What you will do :: Reproduce every line of the material below without changing anything, but leave the pictures out.

[Element region listings]
>> Begin
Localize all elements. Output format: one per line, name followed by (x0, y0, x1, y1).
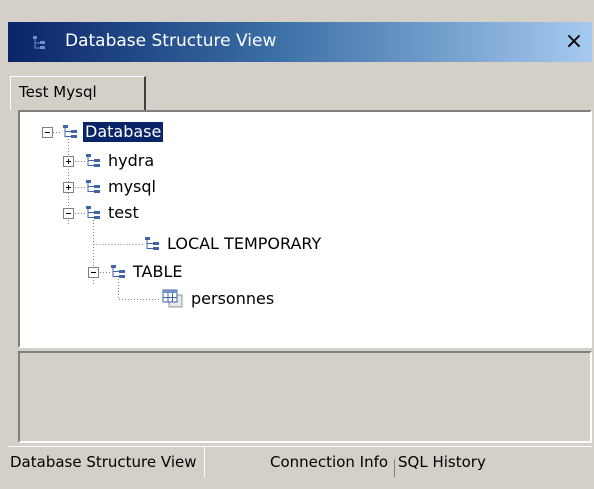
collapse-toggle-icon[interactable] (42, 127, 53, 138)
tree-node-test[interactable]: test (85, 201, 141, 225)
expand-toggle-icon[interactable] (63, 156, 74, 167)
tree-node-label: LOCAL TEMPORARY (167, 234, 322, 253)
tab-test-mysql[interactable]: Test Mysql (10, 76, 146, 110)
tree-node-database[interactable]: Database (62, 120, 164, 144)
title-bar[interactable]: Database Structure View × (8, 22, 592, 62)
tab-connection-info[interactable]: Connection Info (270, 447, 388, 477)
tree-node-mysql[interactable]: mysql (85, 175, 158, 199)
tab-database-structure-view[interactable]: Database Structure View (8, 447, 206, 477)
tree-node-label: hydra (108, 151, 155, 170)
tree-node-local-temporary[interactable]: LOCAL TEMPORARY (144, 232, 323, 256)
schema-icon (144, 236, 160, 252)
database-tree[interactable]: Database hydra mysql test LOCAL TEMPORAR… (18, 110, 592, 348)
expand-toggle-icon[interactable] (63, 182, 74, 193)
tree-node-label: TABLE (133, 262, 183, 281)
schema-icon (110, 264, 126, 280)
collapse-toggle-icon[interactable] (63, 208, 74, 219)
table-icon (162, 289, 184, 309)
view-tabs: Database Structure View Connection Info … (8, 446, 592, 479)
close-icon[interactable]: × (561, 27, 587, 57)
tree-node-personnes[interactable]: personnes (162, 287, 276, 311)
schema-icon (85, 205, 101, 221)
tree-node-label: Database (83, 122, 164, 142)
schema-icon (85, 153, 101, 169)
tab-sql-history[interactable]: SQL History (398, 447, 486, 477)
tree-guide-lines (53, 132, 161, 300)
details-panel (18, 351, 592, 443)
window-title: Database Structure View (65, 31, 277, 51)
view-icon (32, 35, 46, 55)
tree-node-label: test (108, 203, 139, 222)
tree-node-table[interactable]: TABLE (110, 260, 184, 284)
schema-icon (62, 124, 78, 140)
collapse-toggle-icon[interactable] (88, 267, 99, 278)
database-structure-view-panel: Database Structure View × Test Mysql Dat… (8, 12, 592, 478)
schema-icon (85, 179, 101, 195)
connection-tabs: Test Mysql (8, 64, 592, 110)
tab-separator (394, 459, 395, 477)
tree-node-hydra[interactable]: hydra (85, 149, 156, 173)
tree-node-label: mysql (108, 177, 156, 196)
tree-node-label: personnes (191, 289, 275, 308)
>> End
Result of this task ::
Localize all elements. Output format: one per line, name followed by (x0, y0, x1, y1).
collapse-toggle-icon[interactable] (42, 127, 53, 138)
tree-node-test[interactable]: test (85, 201, 141, 225)
expand-toggle-icon[interactable] (63, 156, 74, 167)
tree-node-label: LOCAL TEMPORARY (167, 234, 322, 253)
tab-test-mysql[interactable]: Test Mysql (10, 76, 146, 110)
tree-node-database[interactable]: Database (62, 120, 164, 144)
title-bar[interactable]: Database Structure View × (8, 22, 592, 62)
tab-connection-info[interactable]: Connection Info (270, 447, 388, 477)
tree-node-mysql[interactable]: mysql (85, 175, 158, 199)
tab-database-structure-view[interactable]: Database Structure View (8, 447, 206, 477)
tree-node-label: hydra (108, 151, 155, 170)
tree-node-local-temporary[interactable]: LOCAL TEMPORARY (144, 232, 323, 256)
schema-icon (144, 236, 160, 252)
database-tree[interactable]: Database hydra mysql test LOCAL TEMPORAR… (18, 110, 592, 348)
expand-toggle-icon[interactable] (63, 182, 74, 193)
tree-node-label: TABLE (133, 262, 183, 281)
schema-icon (110, 264, 126, 280)
collapse-toggle-icon[interactable] (63, 208, 74, 219)
table-icon (162, 289, 184, 309)
view-tabs: Database Structure View Connection Info … (8, 446, 592, 479)
close-icon[interactable]: × (561, 27, 587, 57)
tree-node-personnes[interactable]: personnes (162, 287, 276, 311)
schema-icon (85, 205, 101, 221)
tree-node-label: Database (83, 122, 164, 142)
schema-icon (85, 153, 101, 169)
tab-sql-history[interactable]: SQL History (398, 447, 486, 477)
tree-guide-lines (53, 132, 161, 300)
details-panel (18, 351, 592, 443)
window-title: Database Structure View (65, 31, 277, 51)
view-icon (32, 35, 46, 55)
tree-node-label: test (108, 203, 139, 222)
tree-node-table[interactable]: TABLE (110, 260, 184, 284)
schema-icon (62, 124, 78, 140)
collapse-toggle-icon[interactable] (88, 267, 99, 278)
database-structure-view-panel: Database Structure View × Test Mysql Dat… (8, 12, 592, 478)
schema-icon (85, 179, 101, 195)
connection-tabs: Test Mysql (8, 64, 592, 110)
tab-separator (394, 459, 395, 477)
tree-node-hydra[interactable]: hydra (85, 149, 156, 173)
tree-node-label: mysql (108, 177, 156, 196)
tree-node-label: personnes (191, 289, 275, 308)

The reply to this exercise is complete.